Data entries
┄┄┄┄┄┄

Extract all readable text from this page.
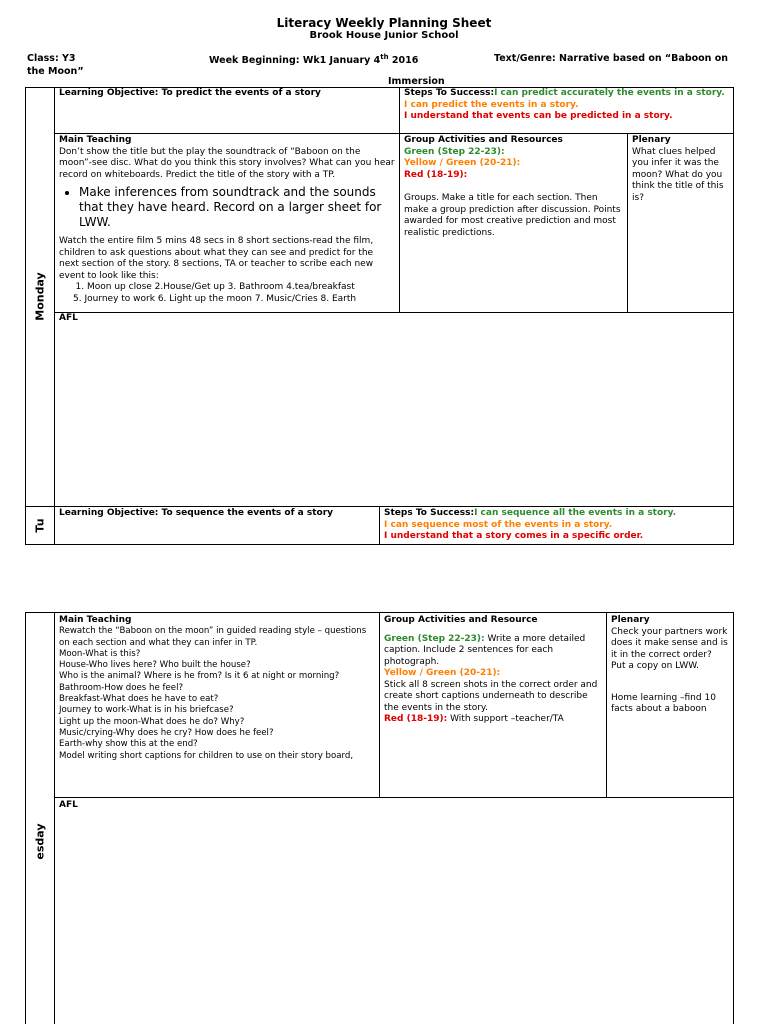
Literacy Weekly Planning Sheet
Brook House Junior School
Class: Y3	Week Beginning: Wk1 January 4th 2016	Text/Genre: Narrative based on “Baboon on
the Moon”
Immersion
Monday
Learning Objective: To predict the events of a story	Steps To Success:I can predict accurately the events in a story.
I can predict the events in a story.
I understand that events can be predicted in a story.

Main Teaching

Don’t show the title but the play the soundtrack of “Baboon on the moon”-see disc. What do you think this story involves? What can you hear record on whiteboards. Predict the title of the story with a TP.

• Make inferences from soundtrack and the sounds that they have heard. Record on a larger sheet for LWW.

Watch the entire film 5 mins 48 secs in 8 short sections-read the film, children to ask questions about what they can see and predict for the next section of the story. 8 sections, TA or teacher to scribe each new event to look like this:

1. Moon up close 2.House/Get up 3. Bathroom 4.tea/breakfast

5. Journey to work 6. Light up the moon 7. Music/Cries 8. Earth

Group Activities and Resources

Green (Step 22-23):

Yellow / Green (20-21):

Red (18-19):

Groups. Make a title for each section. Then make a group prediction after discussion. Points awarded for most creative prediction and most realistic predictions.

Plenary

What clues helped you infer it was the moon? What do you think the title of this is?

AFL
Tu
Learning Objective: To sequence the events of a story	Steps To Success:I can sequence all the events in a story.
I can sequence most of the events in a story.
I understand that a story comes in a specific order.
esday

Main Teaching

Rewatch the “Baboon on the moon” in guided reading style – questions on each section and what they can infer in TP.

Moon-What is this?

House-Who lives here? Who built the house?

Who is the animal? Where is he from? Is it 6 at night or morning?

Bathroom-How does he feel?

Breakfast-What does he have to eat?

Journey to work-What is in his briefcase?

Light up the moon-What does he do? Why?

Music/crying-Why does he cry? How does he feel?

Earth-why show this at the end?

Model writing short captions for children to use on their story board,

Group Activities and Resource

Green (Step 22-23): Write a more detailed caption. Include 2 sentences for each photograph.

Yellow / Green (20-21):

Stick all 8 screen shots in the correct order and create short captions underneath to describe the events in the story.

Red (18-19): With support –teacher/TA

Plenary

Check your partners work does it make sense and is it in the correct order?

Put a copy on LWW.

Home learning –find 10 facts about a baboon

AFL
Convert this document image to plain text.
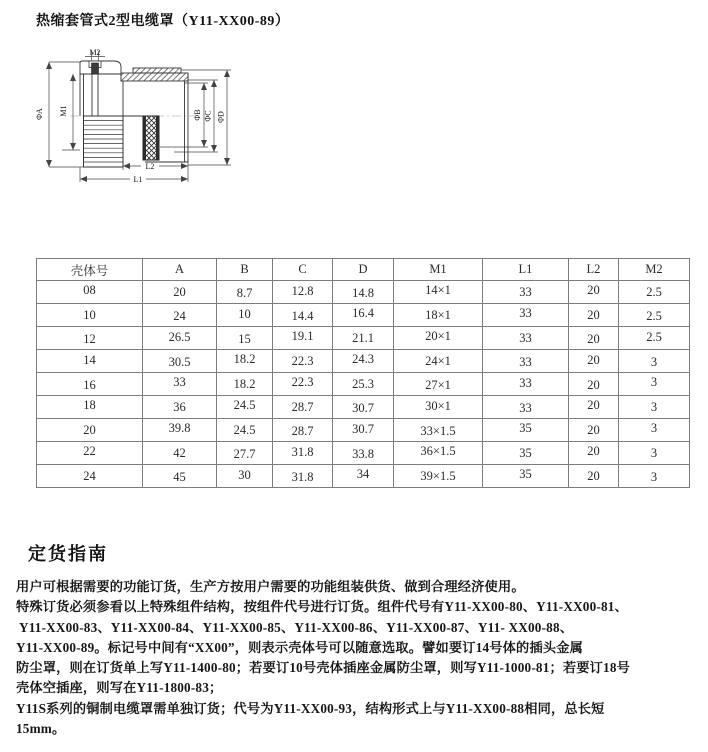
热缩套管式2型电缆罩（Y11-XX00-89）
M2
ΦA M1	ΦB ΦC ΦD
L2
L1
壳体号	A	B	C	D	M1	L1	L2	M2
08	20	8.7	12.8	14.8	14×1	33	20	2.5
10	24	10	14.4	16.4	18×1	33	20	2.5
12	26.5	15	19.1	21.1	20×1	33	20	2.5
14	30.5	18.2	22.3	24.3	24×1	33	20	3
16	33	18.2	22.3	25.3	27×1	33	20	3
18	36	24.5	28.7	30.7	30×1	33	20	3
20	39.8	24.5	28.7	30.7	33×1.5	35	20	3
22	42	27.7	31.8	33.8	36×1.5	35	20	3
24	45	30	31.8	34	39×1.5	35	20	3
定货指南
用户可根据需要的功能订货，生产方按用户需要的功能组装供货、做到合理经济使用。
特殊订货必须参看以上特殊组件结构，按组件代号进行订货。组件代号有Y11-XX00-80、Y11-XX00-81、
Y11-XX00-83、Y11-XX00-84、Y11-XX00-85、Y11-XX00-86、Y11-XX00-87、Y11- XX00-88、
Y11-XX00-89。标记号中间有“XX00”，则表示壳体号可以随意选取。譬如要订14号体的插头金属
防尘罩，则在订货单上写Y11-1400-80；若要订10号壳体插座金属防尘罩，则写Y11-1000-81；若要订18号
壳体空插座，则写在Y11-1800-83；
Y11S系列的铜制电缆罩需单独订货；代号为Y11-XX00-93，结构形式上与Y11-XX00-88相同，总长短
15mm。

┄┄┄┄┄┄

Pictures are to be left out; repeat all the remaining data exactly.

**Reply:**
Extract all readable text from this page.
Literacy Weekly Planning Sheet
Brook House Junior School
Class: Y3	Week Beginning: Wk1 January 4th 2016	Text/Genre: Narrative based on “Baboon on
the Moon”
Immersion
Monday
Learning Objective: To predict the events of a story	Steps To Success:I can predict accurately the events in a story.
I can predict the events in a story.
I understand that events can be predicted in a story.

Main Teaching

Don’t show the title but the play the soundtrack of “Baboon on the moon”-see disc. What do you think this story involves? What can you hear record on whiteboards. Predict the title of the story with a TP.

• Make inferences from soundtrack and the sounds that they have heard. Record on a larger sheet for LWW.

Watch the entire film 5 mins 48 secs in 8 short sections-read the film, children to ask questions about what they can see and predict for the next section of the story. 8 sections, TA or teacher to scribe each new event to look like this:

1. Moon up close 2.House/Get up 3. Bathroom 4.tea/breakfast

5. Journey to work 6. Light up the moon 7. Music/Cries 8. Earth

Group Activities and Resources

Green (Step 22-23):

Yellow / Green (20-21):

Red (18-19):

Groups. Make a title for each section. Then make a group prediction after discussion. Points awarded for most creative prediction and most realistic predictions.

Plenary

What clues helped you infer it was the moon? What do you think the title of this is?

AFL
Tu
Learning Objective: To sequence the events of a story	Steps To Success:I can sequence all the events in a story.
I can sequence most of the events in a story.
I understand that a story comes in a specific order.
esday

Main Teaching

Rewatch the “Baboon on the moon” in guided reading style – questions on each section and what they can infer in TP.

Moon-What is this?

House-Who lives here? Who built the house?

Who is the animal? Where is he from? Is it 6 at night or morning?

Bathroom-How does he feel?

Breakfast-What does he have to eat?

Journey to work-What is in his briefcase?

Light up the moon-What does he do? Why?

Music/crying-Why does he cry? How does he feel?

Earth-why show this at the end?

Model writing short captions for children to use on their story board,

Group Activities and Resource

Green (Step 22-23): Write a more detailed caption. Include 2 sentences for each photograph.

Yellow / Green (20-21):

Stick all 8 screen shots in the correct order and create short captions underneath to describe the events in the story.

Red (18-19): With support –teacher/TA

Plenary

Check your partners work does it make sense and is it in the correct order?

Put a copy on LWW.

Home learning –find 10 facts about a baboon

AFL
Convert this document image to plain text.
热缩套管式2型电缆罩（Y11-XX00-89）
M2
ΦA M1	ΦB ΦC ΦD
L2
L1
壳体号	A	B	C	D	M1	L1	L2	M2
08	20	8.7	12.8	14.8	14×1	33	20	2.5
10	24	10	14.4	16.4	18×1	33	20	2.5
12	26.5	15	19.1	21.1	20×1	33	20	2.5
14	30.5	18.2	22.3	24.3	24×1	33	20	3
16	33	18.2	22.3	25.3	27×1	33	20	3
18	36	24.5	28.7	30.7	30×1	33	20	3
20	39.8	24.5	28.7	30.7	33×1.5	35	20	3
22	42	27.7	31.8	33.8	36×1.5	35	20	3
24	45	30	31.8	34	39×1.5	35	20	3
定货指南
用户可根据需要的功能订货，生产方按用户需要的功能组装供货、做到合理经济使用。
特殊订货必须参看以上特殊组件结构，按组件代号进行订货。组件代号有Y11-XX00-80、Y11-XX00-81、
Y11-XX00-83、Y11-XX00-84、Y11-XX00-85、Y11-XX00-86、Y11-XX00-87、Y11- XX00-88、
Y11-XX00-89。标记号中间有“XX00”，则表示壳体号可以随意选取。譬如要订14号体的插头金属
防尘罩，则在订货单上写Y11-1400-80；若要订10号壳体插座金属防尘罩，则写Y11-1000-81；若要订18号
壳体空插座，则写在Y11-1800-83；
Y11S系列的铜制电缆罩需单独订货；代号为Y11-XX00-93，结构形式上与Y11-XX00-88相同，总长短
15mm。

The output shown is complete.